[Exercise inputs]
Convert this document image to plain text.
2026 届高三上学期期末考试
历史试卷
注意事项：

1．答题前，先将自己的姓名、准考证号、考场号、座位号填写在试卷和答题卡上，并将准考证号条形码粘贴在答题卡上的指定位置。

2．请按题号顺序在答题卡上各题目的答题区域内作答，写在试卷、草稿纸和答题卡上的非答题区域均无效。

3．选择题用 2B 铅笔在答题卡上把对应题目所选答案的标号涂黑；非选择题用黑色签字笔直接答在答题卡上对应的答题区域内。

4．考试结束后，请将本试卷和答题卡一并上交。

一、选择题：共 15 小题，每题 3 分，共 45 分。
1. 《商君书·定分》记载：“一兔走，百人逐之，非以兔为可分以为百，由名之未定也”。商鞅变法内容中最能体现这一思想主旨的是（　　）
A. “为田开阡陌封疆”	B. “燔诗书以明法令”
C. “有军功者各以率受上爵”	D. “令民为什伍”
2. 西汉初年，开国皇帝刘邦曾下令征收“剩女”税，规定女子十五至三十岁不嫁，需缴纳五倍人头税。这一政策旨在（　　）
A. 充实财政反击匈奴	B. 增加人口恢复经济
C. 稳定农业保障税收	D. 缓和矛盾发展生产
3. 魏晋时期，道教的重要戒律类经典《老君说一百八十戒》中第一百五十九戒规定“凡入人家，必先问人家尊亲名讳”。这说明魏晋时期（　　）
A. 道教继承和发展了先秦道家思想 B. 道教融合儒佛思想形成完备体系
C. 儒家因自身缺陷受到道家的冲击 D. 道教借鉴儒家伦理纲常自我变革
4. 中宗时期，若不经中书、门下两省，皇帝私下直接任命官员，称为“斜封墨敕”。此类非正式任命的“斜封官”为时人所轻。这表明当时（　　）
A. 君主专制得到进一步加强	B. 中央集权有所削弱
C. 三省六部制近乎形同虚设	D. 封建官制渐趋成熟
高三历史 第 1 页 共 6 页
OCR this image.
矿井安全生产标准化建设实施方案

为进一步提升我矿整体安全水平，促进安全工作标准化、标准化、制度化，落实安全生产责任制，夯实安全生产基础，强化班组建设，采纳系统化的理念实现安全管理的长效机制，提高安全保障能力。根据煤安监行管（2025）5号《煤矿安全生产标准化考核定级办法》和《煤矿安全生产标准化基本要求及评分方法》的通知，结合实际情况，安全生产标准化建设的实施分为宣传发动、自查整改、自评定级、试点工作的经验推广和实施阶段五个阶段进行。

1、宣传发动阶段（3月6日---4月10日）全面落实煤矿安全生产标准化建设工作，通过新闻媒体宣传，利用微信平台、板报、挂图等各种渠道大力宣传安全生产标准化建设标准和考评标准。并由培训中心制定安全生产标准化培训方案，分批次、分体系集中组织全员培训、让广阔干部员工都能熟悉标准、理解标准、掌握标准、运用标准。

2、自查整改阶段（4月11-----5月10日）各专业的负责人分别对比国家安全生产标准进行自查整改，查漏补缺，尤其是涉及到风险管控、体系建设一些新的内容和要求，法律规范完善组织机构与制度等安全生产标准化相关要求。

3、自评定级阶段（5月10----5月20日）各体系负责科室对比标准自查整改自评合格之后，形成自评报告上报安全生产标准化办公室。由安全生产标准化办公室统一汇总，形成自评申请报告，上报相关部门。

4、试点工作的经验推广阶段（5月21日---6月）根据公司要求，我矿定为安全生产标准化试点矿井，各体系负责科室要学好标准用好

[Aim] All of the entries need to be reproduced exactly; please write them out.

[Solved exercise]
Convert this document image to plain text.
2026 届高三上学期期末考试
历史试卷
注意事项：

1．答题前，先将自己的姓名、准考证号、考场号、座位号填写在试卷和答题卡上，并将准考证号条形码粘贴在答题卡上的指定位置。

2．请按题号顺序在答题卡上各题目的答题区域内作答，写在试卷、草稿纸和答题卡上的非答题区域均无效。

3．选择题用 2B 铅笔在答题卡上把对应题目所选答案的标号涂黑；非选择题用黑色签字笔直接答在答题卡上对应的答题区域内。

4．考试结束后，请将本试卷和答题卡一并上交。

一、选择题：共 15 小题，每题 3 分，共 45 分。
1. 《商君书·定分》记载：“一兔走，百人逐之，非以兔为可分以为百，由名之未定也”。商鞅变法内容中最能体现这一思想主旨的是（　　）
A. “为田开阡陌封疆”	B. “燔诗书以明法令”
C. “有军功者各以率受上爵”	D. “令民为什伍”
2. 西汉初年，开国皇帝刘邦曾下令征收“剩女”税，规定女子十五至三十岁不嫁，需缴纳五倍人头税。这一政策旨在（　　）
A. 充实财政反击匈奴	B. 增加人口恢复经济
C. 稳定农业保障税收	D. 缓和矛盾发展生产
3. 魏晋时期，道教的重要戒律类经典《老君说一百八十戒》中第一百五十九戒规定“凡入人家，必先问人家尊亲名讳”。这说明魏晋时期（　　）
A. 道教继承和发展了先秦道家思想 B. 道教融合儒佛思想形成完备体系
C. 儒家因自身缺陷受到道家的冲击 D. 道教借鉴儒家伦理纲常自我变革
4. 中宗时期，若不经中书、门下两省，皇帝私下直接任命官员，称为“斜封墨敕”。此类非正式任命的“斜封官”为时人所轻。这表明当时（　　）
A. 君主专制得到进一步加强	B. 中央集权有所削弱
C. 三省六部制近乎形同虚设	D. 封建官制渐趋成熟
高三历史 第 1 页 共 6 页
OCR this image.
矿井安全生产标准化建设实施方案

为进一步提升我矿整体安全水平，促进安全工作标准化、标准化、制度化，落实安全生产责任制，夯实安全生产基础，强化班组建设，采纳系统化的理念实现安全管理的长效机制，提高安全保障能力。根据煤安监行管（2025）5号《煤矿安全生产标准化考核定级办法》和《煤矿安全生产标准化基本要求及评分方法》的通知，结合实际情况，安全生产标准化建设的实施分为宣传发动、自查整改、自评定级、试点工作的经验推广和实施阶段五个阶段进行。

1、宣传发动阶段（3月6日---4月10日）全面落实煤矿安全生产标准化建设工作，通过新闻媒体宣传，利用微信平台、板报、挂图等各种渠道大力宣传安全生产标准化建设标准和考评标准。并由培训中心制定安全生产标准化培训方案，分批次、分体系集中组织全员培训、让广阔干部员工都能熟悉标准、理解标准、掌握标准、运用标准。

2、自查整改阶段（4月11-----5月10日）各专业的负责人分别对比国家安全生产标准进行自查整改，查漏补缺，尤其是涉及到风险管控、体系建设一些新的内容和要求，法律规范完善组织机构与制度等安全生产标准化相关要求。

3、自评定级阶段（5月10----5月20日）各体系负责科室对比标准自查整改自评合格之后，形成自评报告上报安全生产标准化办公室。由安全生产标准化办公室统一汇总，形成自评申请报告，上报相关部门。

4、试点工作的经验推广阶段（5月21日---6月）根据公司要求，我矿定为安全生产标准化试点矿井，各体系负责科室要学好标准用好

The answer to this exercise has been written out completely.